§ **WHAT YOU ARE ASKED TO DO**
All the data should be repeated exactly. Any image in it is left out.

§ **ITEMS**
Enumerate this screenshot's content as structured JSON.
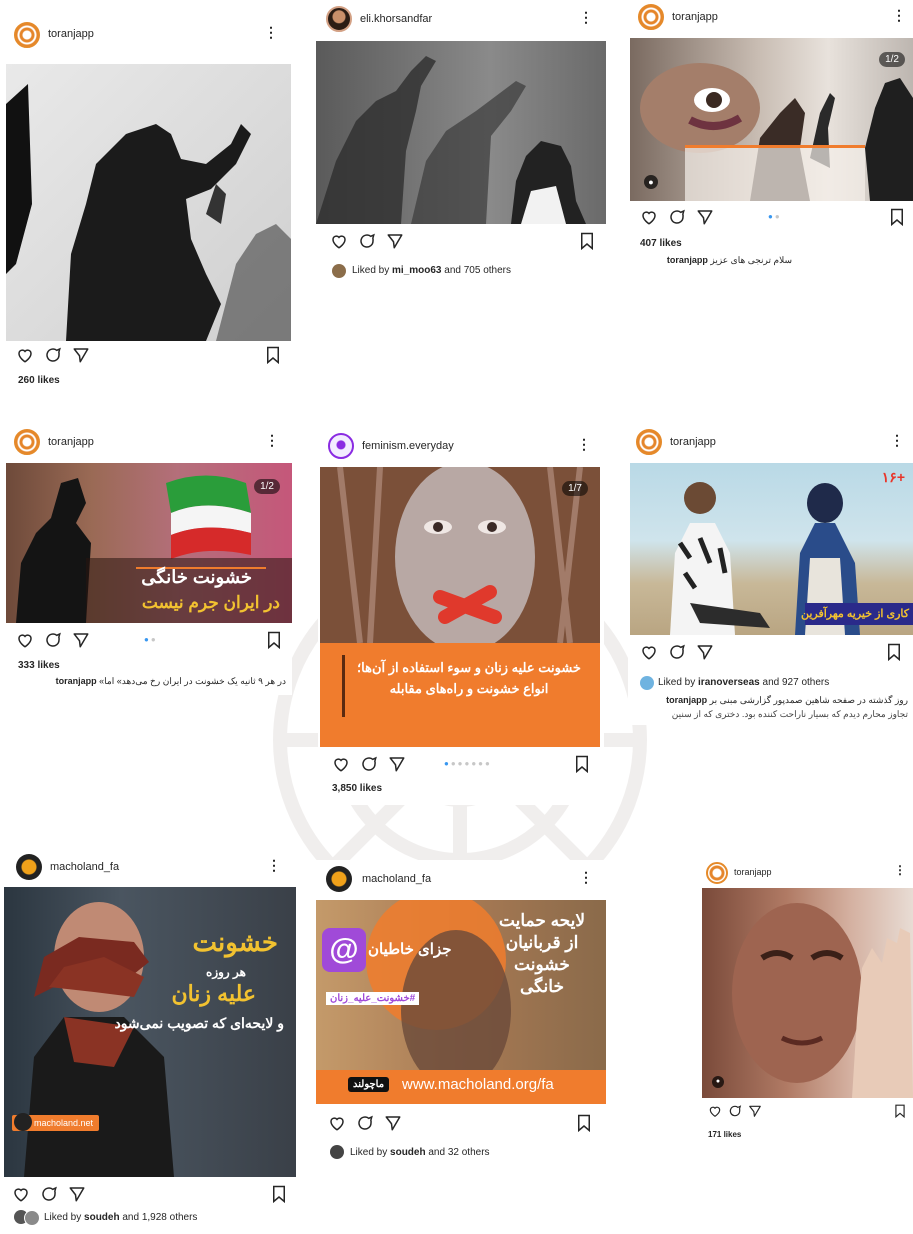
{
  "posts": [
    {
      "username": "toranjapp",
      "likes": "260 likes"
    },
    {
      "username": "eli.khorsandfar",
      "liked_by": "Liked by",
      "liked_user": "mi_moo63",
      "liked_rest": "and 705 others"
    },
    {
      "username": "toranjapp",
      "badge": "1/2",
      "likes": "407 likes",
      "caption_user": "toranjapp",
      "caption": "سلام ترنجی های عزیز"
    },
    {
      "username": "toranjapp",
      "badge": "1/2",
      "overlay_line1": "خشونت خانگی",
      "overlay_line2": "در ایران جرم نیست",
      "likes": "333 likes",
      "caption_user": "toranjapp",
      "caption": "در هر ۹ ثانیه یک خشونت در ایران رخ می‌دهد» اما»"
    },
    {
      "username": "feminism.everyday",
      "badge": "1/7",
      "overlay_text": "خشونت علیه زنان و سوء استفاده از آن‌ها؛ انواع خشونت و راه‌های مقابله",
      "likes": "3,850 likes"
    },
    {
      "username": "toranjapp",
      "overlay_tag": "۱۶+",
      "overlay_caption": "کاری از خیریه مهرآفرین",
      "liked_by": "Liked by",
      "liked_user": "iranoverseas",
      "liked_rest": "and 927 others",
      "caption_user": "toranjapp",
      "caption": "روز گذشته در صفحه شاهین صمدپور گزارشی مبنی بر",
      "caption2": "تجاوز محارم دیدم که بسیار ناراحت کننده بود. دختری که از سنین"
    },
    {
      "username": "macholand_fa",
      "overlay_line1": "خشونت",
      "overlay_line2": "هر روزه",
      "overlay_line3": "علیه زنان",
      "overlay_line4": "و لایحه‌ای که تصویب نمی‌شود",
      "overlay_site": "macholand.net",
      "liked_by": "Liked by",
      "liked_user": "soudeh",
      "liked_rest": "and 1,928 others"
    },
    {
      "username": "macholand_fa",
      "overlay_right": "لایحه حمایت از قربانیان خشونت خانگی",
      "overlay_left": "جزای خاطیان",
      "overlay_hash": "#خشونت_علیه_زنان",
      "overlay_url": "www.macholand.org/fa",
      "overlay_brand": "ماچولند",
      "liked_by": "Liked by",
      "liked_user": "soudeh",
      "liked_rest": "and 32 others"
    },
    {
      "username": "toranjapp",
      "likes": "171 likes"
    }
  ],
  "icons": [
    "heart-icon",
    "comment-icon",
    "share-icon",
    "bookmark-icon",
    "more-icon",
    "user-tag-icon"
  ],
  "colors": {
    "accent_orange": "#f07c2d",
    "link_blue": "#3897f0",
    "text": "#262626"
  }
}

§ **EXERCISE SOLUTION**
Enumerate this screenshot's content as structured JSON.
{
  "posts": [
    {
      "username": "toranjapp",
      "likes": "260 likes"
    },
    {
      "username": "eli.khorsandfar",
      "liked_by": "Liked by",
      "liked_user": "mi_moo63",
      "liked_rest": "and 705 others"
    },
    {
      "username": "toranjapp",
      "badge": "1/2",
      "likes": "407 likes",
      "caption_user": "toranjapp",
      "caption": "سلام ترنجی های عزیز"
    },
    {
      "username": "toranjapp",
      "badge": "1/2",
      "overlay_line1": "خشونت خانگی",
      "overlay_line2": "در ایران جرم نیست",
      "likes": "333 likes",
      "caption_user": "toranjapp",
      "caption": "در هر ۹ ثانیه یک خشونت در ایران رخ می‌دهد» اما»"
    },
    {
      "username": "feminism.everyday",
      "badge": "1/7",
      "overlay_text": "خشونت علیه زنان و سوء استفاده از آن‌ها؛ انواع خشونت و راه‌های مقابله",
      "likes": "3,850 likes"
    },
    {
      "username": "toranjapp",
      "overlay_tag": "۱۶+",
      "overlay_caption": "کاری از خیریه مهرآفرین",
      "liked_by": "Liked by",
      "liked_user": "iranoverseas",
      "liked_rest": "and 927 others",
      "caption_user": "toranjapp",
      "caption": "روز گذشته در صفحه شاهین صمدپور گزارشی مبنی بر",
      "caption2": "تجاوز محارم دیدم که بسیار ناراحت کننده بود. دختری که از سنین"
    },
    {
      "username": "macholand_fa",
      "overlay_line1": "خشونت",
      "overlay_line2": "هر روزه",
      "overlay_line3": "علیه زنان",
      "overlay_line4": "و لایحه‌ای که تصویب نمی‌شود",
      "overlay_site": "macholand.net",
      "liked_by": "Liked by",
      "liked_user": "soudeh",
      "liked_rest": "and 1,928 others"
    },
    {
      "username": "macholand_fa",
      "overlay_right": "لایحه حمایت از قربانیان خشونت خانگی",
      "overlay_left": "جزای خاطیان",
      "overlay_hash": "#خشونت_علیه_زنان",
      "overlay_url": "www.macholand.org/fa",
      "overlay_brand": "ماچولند",
      "liked_by": "Liked by",
      "liked_user": "soudeh",
      "liked_rest": "and 32 others"
    },
    {
      "username": "toranjapp",
      "likes": "171 likes"
    }
  ],
  "icons": [
    "heart-icon",
    "comment-icon",
    "share-icon",
    "bookmark-icon",
    "more-icon",
    "user-tag-icon"
  ],
  "colors": {
    "accent_orange": "#f07c2d",
    "link_blue": "#3897f0",
    "text": "#262626"
  }
}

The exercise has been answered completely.